# TASK INSTRUCTIONS
Your copy should begin at the line containing "Read out every word on this page." and end at the last line of the records; transcribe those lines exactly and leave out every picture.

Extracted records
:::::
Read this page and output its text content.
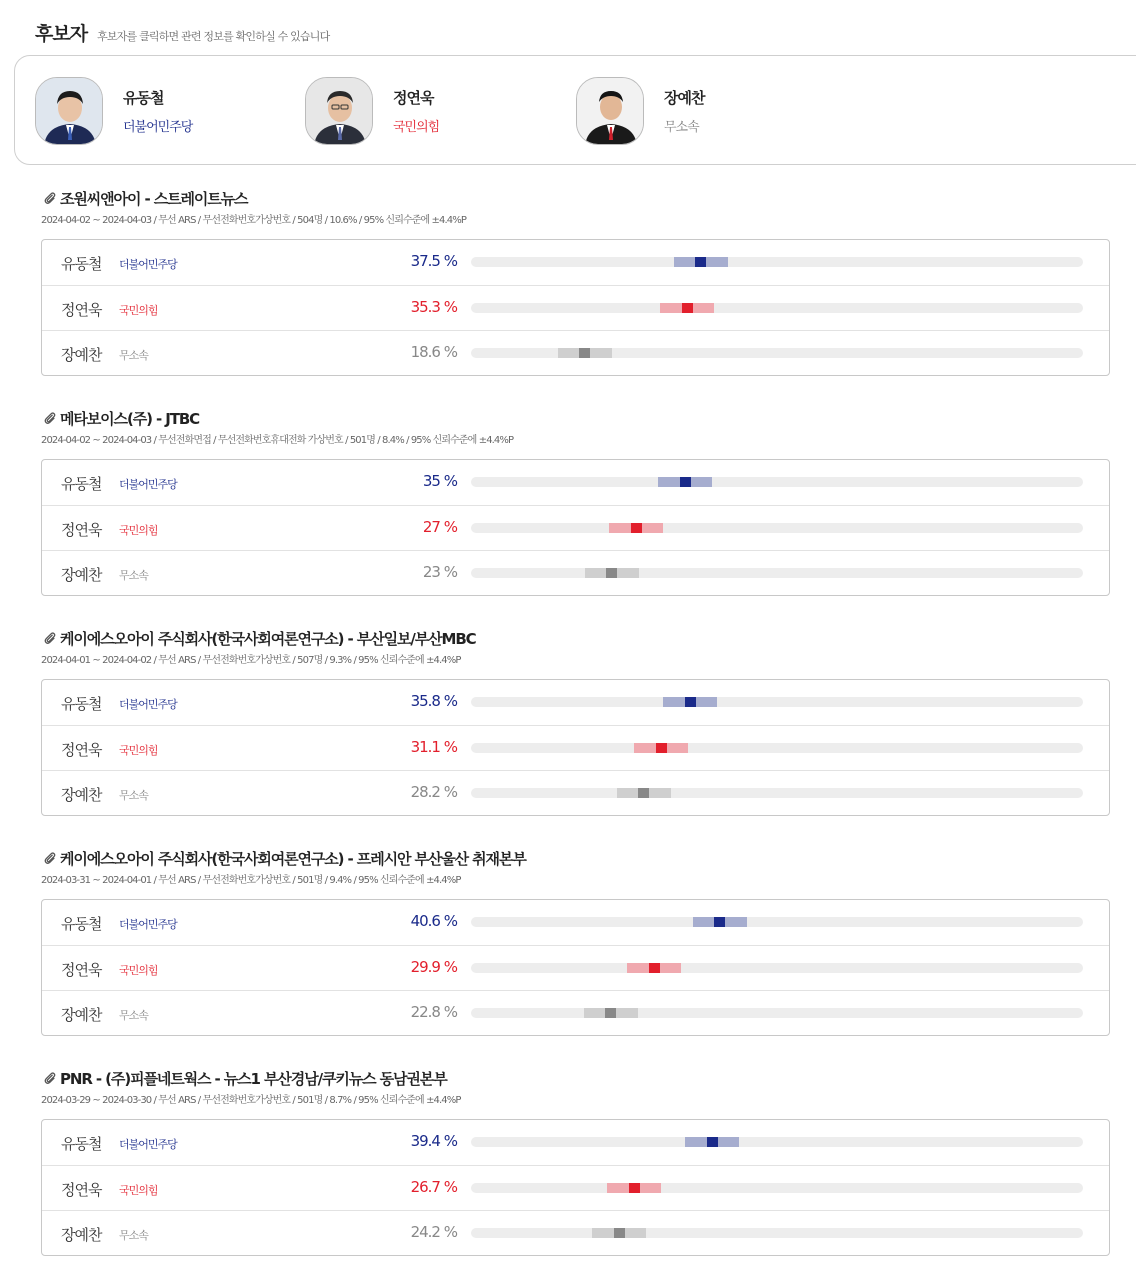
후보자 후보자를 클릭하면 관련 정보를 확인하실 수 있습니다
유동철
더불어민주당
정연욱
국민의힘
장예찬
무소속
조원씨앤아이 - 스트레이트뉴스
2024-04-02 ~ 2024-04-03 / 무선 ARS / 무선전화번호가상번호 / 504명 / 10.6% / 95% 신뢰수준에 ±4.4%P
유동철 더불어민주당	37.5 %
정연욱 국민의힘	35.3 %
장예찬 무소속	18.6 %
메타보이스(주) - JTBC
2024-04-02 ~ 2024-04-03 / 무선전화면접 / 무선전화번호휴대전화 가상번호 / 501명 / 8.4% / 95% 신뢰수준에 ±4.4%P
유동철 더불어민주당	35 %
정연욱 국민의힘	27 %
장예찬 무소속	23 %
케이에스오아이 주식회사(한국사회여론연구소) - 부산일보/부산MBC
2024-04-01 ~ 2024-04-02 / 무선 ARS / 무선전화번호가상번호 / 507명 / 9.3% / 95% 신뢰수준에 ±4.4%P
유동철 더불어민주당	35.8 %
정연욱 국민의힘	31.1 %
장예찬 무소속	28.2 %
케이에스오아이 주식회사(한국사회여론연구소) - 프레시안 부산울산 취재본부
2024-03-31 ~ 2024-04-01 / 무선 ARS / 무선전화번호가상번호 / 501명 / 9.4% / 95% 신뢰수준에 ±4.4%P
유동철 더불어민주당	40.6 %
정연욱 국민의힘	29.9 %
장예찬 무소속	22.8 %
PNR - (주)피플네트웍스 - 뉴스1 부산경남/쿠키뉴스 동남권본부
2024-03-29 ~ 2024-03-30 / 무선 ARS / 무선전화번호가상번호 / 501명 / 8.7% / 95% 신뢰수준에 ±4.4%P
유동철 더불어민주당	39.4 %
정연욱 국민의힘	26.7 %
장예찬 무소속	24.2 %
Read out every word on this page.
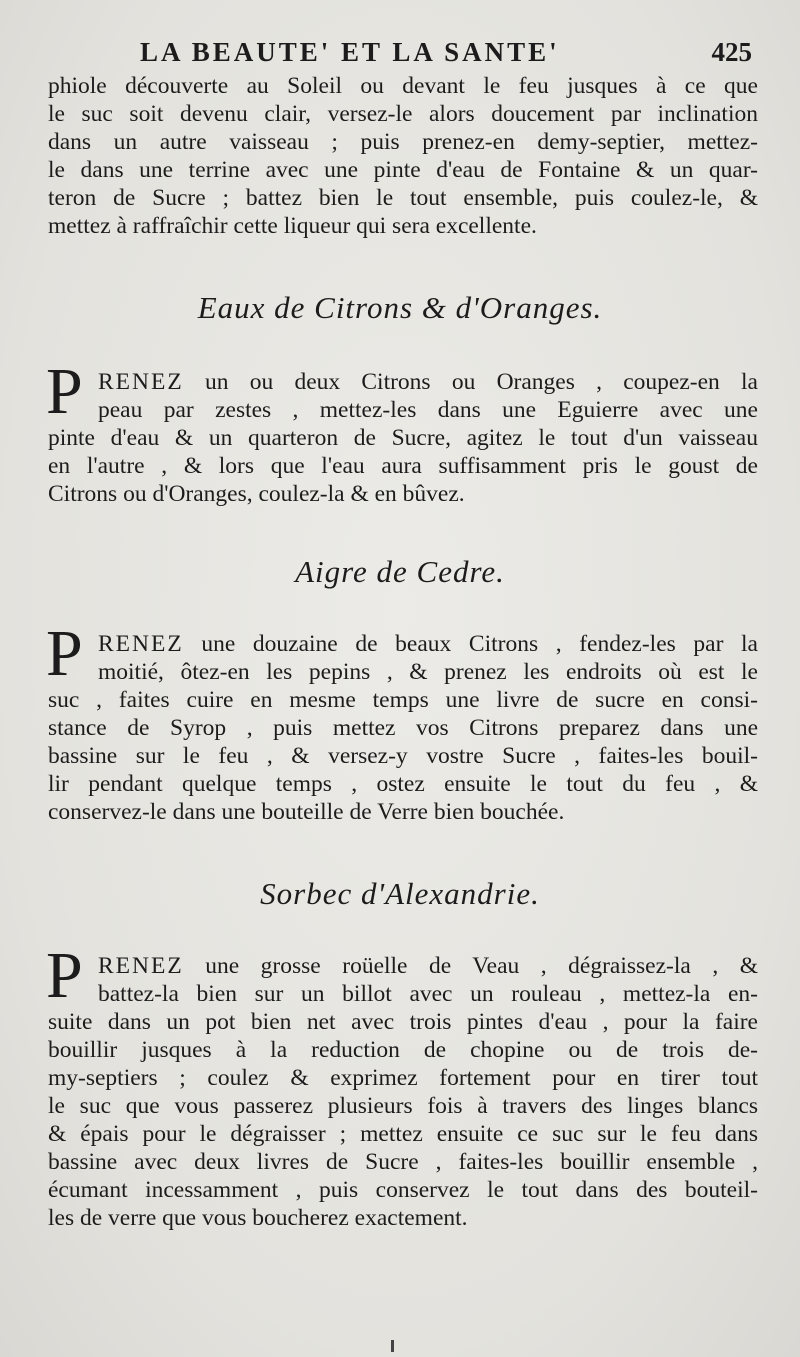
LA BEAUTE' ET LA SANTE'	425
phiole découverte au Soleil ou devant le feu jusques à ce que
le suc soit devenu clair, versez-le alors doucement par inclination
dans un autre vaisseau ; puis prenez-en demy-septier, mettez-
le dans une terrine avec une pinte d'eau de Fontaine & un quar-
teron de Sucre ; battez bien le tout ensemble, puis coulez-le, &
mettez à raffraîchir cette liqueur qui sera excellente.
Eaux de Citrons & d'Oranges.
P RENEZ un ou deux Citrons ou Oranges , coupez-en la
peau par zestes , mettez-les dans une Eguierre avec une
pinte d'eau & un quarteron de Sucre, agitez le tout d'un vaisseau
en l'autre , & lors que l'eau aura suffisamment pris le goust de
Citrons ou d'Oranges, coulez-la & en bûvez.
Aigre de Cedre.
P RENEZ une douzaine de beaux Citrons , fendez-les par la
moitié, ôtez-en les pepins , & prenez les endroits où est le
suc , faites cuire en mesme temps une livre de sucre en consi-
stance de Syrop , puis mettez vos Citrons preparez dans une
bassine sur le feu , & versez-y vostre Sucre , faites-les bouil-
lir pendant quelque temps , ostez ensuite le tout du feu , &
conservez-le dans une bouteille de Verre bien bouchée.
Sorbec d'Alexandrie.
P RENEZ une grosse roüelle de Veau , dégraissez-la , &
battez-la bien sur un billot avec un rouleau , mettez-la en-
suite dans un pot bien net avec trois pintes d'eau , pour la faire
bouillir jusques à la reduction de chopine ou de trois de-
my-septiers ; coulez & exprimez fortement pour en tirer tout
le suc que vous passerez plusieurs fois à travers des linges blancs
& épais pour le dégraisser ; mettez ensuite ce suc sur le feu dans
bassine avec deux livres de Sucre , faites-les bouillir ensemble ,
écumant incessamment , puis conservez le tout dans des bouteil-
les de verre que vous boucherez exactement.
:::::
# EXERCISE SOLUTION
Read out every word on this page.
LA BEAUTE' ET LA SANTE'	425
phiole découverte au Soleil ou devant le feu jusques à ce que
le suc soit devenu clair, versez-le alors doucement par inclination
dans un autre vaisseau ; puis prenez-en demy-septier, mettez-
le dans une terrine avec une pinte d'eau de Fontaine & un quar-
teron de Sucre ; battez bien le tout ensemble, puis coulez-le, &
mettez à raffraîchir cette liqueur qui sera excellente.
Eaux de Citrons & d'Oranges.
P RENEZ un ou deux Citrons ou Oranges , coupez-en la
peau par zestes , mettez-les dans une Eguierre avec une
pinte d'eau & un quarteron de Sucre, agitez le tout d'un vaisseau
en l'autre , & lors que l'eau aura suffisamment pris le goust de
Citrons ou d'Oranges, coulez-la & en bûvez.
Aigre de Cedre.
P RENEZ une douzaine de beaux Citrons , fendez-les par la
moitié, ôtez-en les pepins , & prenez les endroits où est le
suc , faites cuire en mesme temps une livre de sucre en consi-
stance de Syrop , puis mettez vos Citrons preparez dans une
bassine sur le feu , & versez-y vostre Sucre , faites-les bouil-
lir pendant quelque temps , ostez ensuite le tout du feu , &
conservez-le dans une bouteille de Verre bien bouchée.
Sorbec d'Alexandrie.
P RENEZ une grosse roüelle de Veau , dégraissez-la , &
battez-la bien sur un billot avec un rouleau , mettez-la en-
suite dans un pot bien net avec trois pintes d'eau , pour la faire
bouillir jusques à la reduction de chopine ou de trois de-
my-septiers ; coulez & exprimez fortement pour en tirer tout
le suc que vous passerez plusieurs fois à travers des linges blancs
& épais pour le dégraisser ; mettez ensuite ce suc sur le feu dans
bassine avec deux livres de Sucre , faites-les bouillir ensemble ,
écumant incessamment , puis conservez le tout dans des bouteil-
les de verre que vous boucherez exactement.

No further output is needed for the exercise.